Saved data entries:
start

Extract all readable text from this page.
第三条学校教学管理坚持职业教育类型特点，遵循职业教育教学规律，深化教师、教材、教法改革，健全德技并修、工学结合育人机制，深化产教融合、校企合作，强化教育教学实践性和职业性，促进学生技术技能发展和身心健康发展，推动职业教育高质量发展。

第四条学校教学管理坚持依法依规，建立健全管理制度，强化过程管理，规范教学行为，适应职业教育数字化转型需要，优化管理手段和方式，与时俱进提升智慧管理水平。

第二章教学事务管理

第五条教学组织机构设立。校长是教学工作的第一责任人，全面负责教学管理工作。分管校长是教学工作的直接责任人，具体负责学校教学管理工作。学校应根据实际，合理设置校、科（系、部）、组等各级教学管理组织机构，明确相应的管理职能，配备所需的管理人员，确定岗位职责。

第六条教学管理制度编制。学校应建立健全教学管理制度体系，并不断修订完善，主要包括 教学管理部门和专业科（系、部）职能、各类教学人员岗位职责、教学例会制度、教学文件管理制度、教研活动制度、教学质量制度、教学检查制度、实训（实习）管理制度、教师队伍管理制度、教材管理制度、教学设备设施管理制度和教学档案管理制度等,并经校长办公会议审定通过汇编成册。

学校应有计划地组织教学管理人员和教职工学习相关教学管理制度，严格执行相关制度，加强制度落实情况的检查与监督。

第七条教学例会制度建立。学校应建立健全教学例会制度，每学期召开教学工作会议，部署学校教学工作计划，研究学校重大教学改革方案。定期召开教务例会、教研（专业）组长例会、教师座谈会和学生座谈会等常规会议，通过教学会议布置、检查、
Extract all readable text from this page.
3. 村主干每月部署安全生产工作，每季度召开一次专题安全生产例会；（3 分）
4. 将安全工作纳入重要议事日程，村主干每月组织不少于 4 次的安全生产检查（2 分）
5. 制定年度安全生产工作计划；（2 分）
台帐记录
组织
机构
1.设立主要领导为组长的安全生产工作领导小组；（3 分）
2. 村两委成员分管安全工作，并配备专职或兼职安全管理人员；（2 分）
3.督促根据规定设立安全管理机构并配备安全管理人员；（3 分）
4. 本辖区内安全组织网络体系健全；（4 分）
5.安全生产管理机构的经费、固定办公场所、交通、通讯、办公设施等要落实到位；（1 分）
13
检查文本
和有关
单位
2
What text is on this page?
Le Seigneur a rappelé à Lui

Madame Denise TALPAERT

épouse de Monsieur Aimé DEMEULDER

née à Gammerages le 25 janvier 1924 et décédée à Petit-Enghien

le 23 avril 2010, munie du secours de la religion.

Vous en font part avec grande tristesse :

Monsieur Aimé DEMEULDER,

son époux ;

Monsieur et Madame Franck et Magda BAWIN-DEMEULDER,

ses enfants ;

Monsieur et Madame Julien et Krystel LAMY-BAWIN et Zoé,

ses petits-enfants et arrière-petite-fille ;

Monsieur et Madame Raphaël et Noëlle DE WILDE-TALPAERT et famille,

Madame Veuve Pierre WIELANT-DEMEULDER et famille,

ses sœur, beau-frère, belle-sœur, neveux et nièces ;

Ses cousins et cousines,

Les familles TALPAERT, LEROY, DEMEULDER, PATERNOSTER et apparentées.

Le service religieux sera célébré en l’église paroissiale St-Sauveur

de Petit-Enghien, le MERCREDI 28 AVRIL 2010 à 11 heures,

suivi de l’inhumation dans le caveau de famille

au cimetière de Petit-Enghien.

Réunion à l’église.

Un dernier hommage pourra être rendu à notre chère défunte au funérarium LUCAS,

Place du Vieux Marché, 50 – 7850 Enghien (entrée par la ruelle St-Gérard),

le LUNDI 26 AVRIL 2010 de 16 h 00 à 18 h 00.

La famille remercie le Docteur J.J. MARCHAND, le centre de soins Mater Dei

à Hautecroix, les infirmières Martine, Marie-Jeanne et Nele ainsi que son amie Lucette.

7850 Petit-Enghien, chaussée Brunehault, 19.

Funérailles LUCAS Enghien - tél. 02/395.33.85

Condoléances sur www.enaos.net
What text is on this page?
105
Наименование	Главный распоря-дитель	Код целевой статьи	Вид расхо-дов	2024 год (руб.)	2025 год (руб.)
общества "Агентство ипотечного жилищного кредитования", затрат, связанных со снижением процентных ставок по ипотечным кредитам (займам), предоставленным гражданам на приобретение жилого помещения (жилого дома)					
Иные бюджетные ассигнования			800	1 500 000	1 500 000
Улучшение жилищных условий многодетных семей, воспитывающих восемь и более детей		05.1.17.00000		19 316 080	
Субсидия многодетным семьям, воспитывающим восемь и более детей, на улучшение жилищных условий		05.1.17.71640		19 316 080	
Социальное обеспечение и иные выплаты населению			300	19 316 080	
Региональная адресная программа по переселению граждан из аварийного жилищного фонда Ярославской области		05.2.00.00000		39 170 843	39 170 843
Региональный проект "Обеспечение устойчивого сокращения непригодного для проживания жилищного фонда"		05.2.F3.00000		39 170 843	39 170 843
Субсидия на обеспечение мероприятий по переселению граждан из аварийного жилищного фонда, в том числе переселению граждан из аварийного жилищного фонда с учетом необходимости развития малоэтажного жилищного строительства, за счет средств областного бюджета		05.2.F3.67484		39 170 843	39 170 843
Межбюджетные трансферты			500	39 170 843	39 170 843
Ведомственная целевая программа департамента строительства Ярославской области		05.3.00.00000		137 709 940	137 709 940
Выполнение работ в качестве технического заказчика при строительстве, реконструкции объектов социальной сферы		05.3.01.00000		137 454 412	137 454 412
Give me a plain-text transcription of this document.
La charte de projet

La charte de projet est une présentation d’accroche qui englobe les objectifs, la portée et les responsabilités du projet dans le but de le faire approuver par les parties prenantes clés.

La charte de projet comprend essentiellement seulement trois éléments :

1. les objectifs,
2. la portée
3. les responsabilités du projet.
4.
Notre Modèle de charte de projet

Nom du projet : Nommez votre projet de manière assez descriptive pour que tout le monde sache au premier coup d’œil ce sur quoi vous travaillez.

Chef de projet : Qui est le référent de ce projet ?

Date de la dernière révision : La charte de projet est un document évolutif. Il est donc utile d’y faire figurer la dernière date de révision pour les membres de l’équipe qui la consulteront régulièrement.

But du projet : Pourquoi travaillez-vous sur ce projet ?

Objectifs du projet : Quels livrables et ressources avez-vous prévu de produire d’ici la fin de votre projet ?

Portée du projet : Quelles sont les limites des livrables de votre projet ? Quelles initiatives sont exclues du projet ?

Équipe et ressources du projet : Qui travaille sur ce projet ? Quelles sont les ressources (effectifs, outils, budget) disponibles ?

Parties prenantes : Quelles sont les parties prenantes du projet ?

end

Your task is to give the records above again, exactly.

Extract all readable text from this page.
第三条学校教学管理坚持职业教育类型特点，遵循职业教育教学规律，深化教师、教材、教法改革，健全德技并修、工学结合育人机制，深化产教融合、校企合作，强化教育教学实践性和职业性，促进学生技术技能发展和身心健康发展，推动职业教育高质量发展。

第四条学校教学管理坚持依法依规，建立健全管理制度，强化过程管理，规范教学行为，适应职业教育数字化转型需要，优化管理手段和方式，与时俱进提升智慧管理水平。

第二章教学事务管理

第五条教学组织机构设立。校长是教学工作的第一责任人，全面负责教学管理工作。分管校长是教学工作的直接责任人，具体负责学校教学管理工作。学校应根据实际，合理设置校、科（系、部）、组等各级教学管理组织机构，明确相应的管理职能，配备所需的管理人员，确定岗位职责。

第六条教学管理制度编制。学校应建立健全教学管理制度体系，并不断修订完善，主要包括 教学管理部门和专业科（系、部）职能、各类教学人员岗位职责、教学例会制度、教学文件管理制度、教研活动制度、教学质量制度、教学检查制度、实训（实习）管理制度、教师队伍管理制度、教材管理制度、教学设备设施管理制度和教学档案管理制度等,并经校长办公会议审定通过汇编成册。

学校应有计划地组织教学管理人员和教职工学习相关教学管理制度，严格执行相关制度，加强制度落实情况的检查与监督。

第七条教学例会制度建立。学校应建立健全教学例会制度，每学期召开教学工作会议，部署学校教学工作计划，研究学校重大教学改革方案。定期召开教务例会、教研（专业）组长例会、教师座谈会和学生座谈会等常规会议，通过教学会议布置、检查、
Extract all readable text from this page.
3. 村主干每月部署安全生产工作，每季度召开一次专题安全生产例会；（3 分）
4. 将安全工作纳入重要议事日程，村主干每月组织不少于 4 次的安全生产检查（2 分）
5. 制定年度安全生产工作计划；（2 分）
台帐记录
组织
机构
1.设立主要领导为组长的安全生产工作领导小组；（3 分）
2. 村两委成员分管安全工作，并配备专职或兼职安全管理人员；（2 分）
3.督促根据规定设立安全管理机构并配备安全管理人员；（3 分）
4. 本辖区内安全组织网络体系健全；（4 分）
5.安全生产管理机构的经费、固定办公场所、交通、通讯、办公设施等要落实到位；（1 分）
13
检查文本
和有关
单位
2
What text is on this page?
Le Seigneur a rappelé à Lui

Madame Denise TALPAERT

épouse de Monsieur Aimé DEMEULDER

née à Gammerages le 25 janvier 1924 et décédée à Petit-Enghien

le 23 avril 2010, munie du secours de la religion.

Vous en font part avec grande tristesse :

Monsieur Aimé DEMEULDER,

son époux ;

Monsieur et Madame Franck et Magda BAWIN-DEMEULDER,

ses enfants ;

Monsieur et Madame Julien et Krystel LAMY-BAWIN et Zoé,

ses petits-enfants et arrière-petite-fille ;

Monsieur et Madame Raphaël et Noëlle DE WILDE-TALPAERT et famille,

Madame Veuve Pierre WIELANT-DEMEULDER et famille,

ses sœur, beau-frère, belle-sœur, neveux et nièces ;

Ses cousins et cousines,

Les familles TALPAERT, LEROY, DEMEULDER, PATERNOSTER et apparentées.

Le service religieux sera célébré en l’église paroissiale St-Sauveur

de Petit-Enghien, le MERCREDI 28 AVRIL 2010 à 11 heures,

suivi de l’inhumation dans le caveau de famille

au cimetière de Petit-Enghien.

Réunion à l’église.

Un dernier hommage pourra être rendu à notre chère défunte au funérarium LUCAS,

Place du Vieux Marché, 50 – 7850 Enghien (entrée par la ruelle St-Gérard),

le LUNDI 26 AVRIL 2010 de 16 h 00 à 18 h 00.

La famille remercie le Docteur J.J. MARCHAND, le centre de soins Mater Dei

à Hautecroix, les infirmières Martine, Marie-Jeanne et Nele ainsi que son amie Lucette.

7850 Petit-Enghien, chaussée Brunehault, 19.

Funérailles LUCAS Enghien - tél. 02/395.33.85

Condoléances sur www.enaos.net
What text is on this page?
105
Наименование	Главный распоря-дитель	Код целевой статьи	Вид расхо-дов	2024 год (руб.)	2025 год (руб.)
общества "Агентство ипотечного жилищного кредитования", затрат, связанных со снижением процентных ставок по ипотечным кредитам (займам), предоставленным гражданам на приобретение жилого помещения (жилого дома)					
Иные бюджетные ассигнования			800	1 500 000	1 500 000
Улучшение жилищных условий многодетных семей, воспитывающих восемь и более детей		05.1.17.00000		19 316 080	
Субсидия многодетным семьям, воспитывающим восемь и более детей, на улучшение жилищных условий		05.1.17.71640		19 316 080	
Социальное обеспечение и иные выплаты населению			300	19 316 080	
Региональная адресная программа по переселению граждан из аварийного жилищного фонда Ярославской области		05.2.00.00000		39 170 843	39 170 843
Региональный проект "Обеспечение устойчивого сокращения непригодного для проживания жилищного фонда"		05.2.F3.00000		39 170 843	39 170 843
Субсидия на обеспечение мероприятий по переселению граждан из аварийного жилищного фонда, в том числе переселению граждан из аварийного жилищного фонда с учетом необходимости развития малоэтажного жилищного строительства, за счет средств областного бюджета		05.2.F3.67484		39 170 843	39 170 843
Межбюджетные трансферты			500	39 170 843	39 170 843
Ведомственная целевая программа департамента строительства Ярославской области		05.3.00.00000		137 709 940	137 709 940
Выполнение работ в качестве технического заказчика при строительстве, реконструкции объектов социальной сферы		05.3.01.00000		137 454 412	137 454 412
Give me a plain-text transcription of this document.
La charte de projet

La charte de projet est une présentation d’accroche qui englobe les objectifs, la portée et les responsabilités du projet dans le but de le faire approuver par les parties prenantes clés.

La charte de projet comprend essentiellement seulement trois éléments :

1. les objectifs,
2. la portée
3. les responsabilités du projet.
4.
Notre Modèle de charte de projet

Nom du projet : Nommez votre projet de manière assez descriptive pour que tout le monde sache au premier coup d’œil ce sur quoi vous travaillez.

Chef de projet : Qui est le référent de ce projet ?

Date de la dernière révision : La charte de projet est un document évolutif. Il est donc utile d’y faire figurer la dernière date de révision pour les membres de l’équipe qui la consulteront régulièrement.

But du projet : Pourquoi travaillez-vous sur ce projet ?

Objectifs du projet : Quels livrables et ressources avez-vous prévu de produire d’ici la fin de votre projet ?

Portée du projet : Quelles sont les limites des livrables de votre projet ? Quelles initiatives sont exclues du projet ?

Équipe et ressources du projet : Qui travaille sur ce projet ? Quelles sont les ressources (effectifs, outils, budget) disponibles ?

Parties prenantes : Quelles sont les parties prenantes du projet ?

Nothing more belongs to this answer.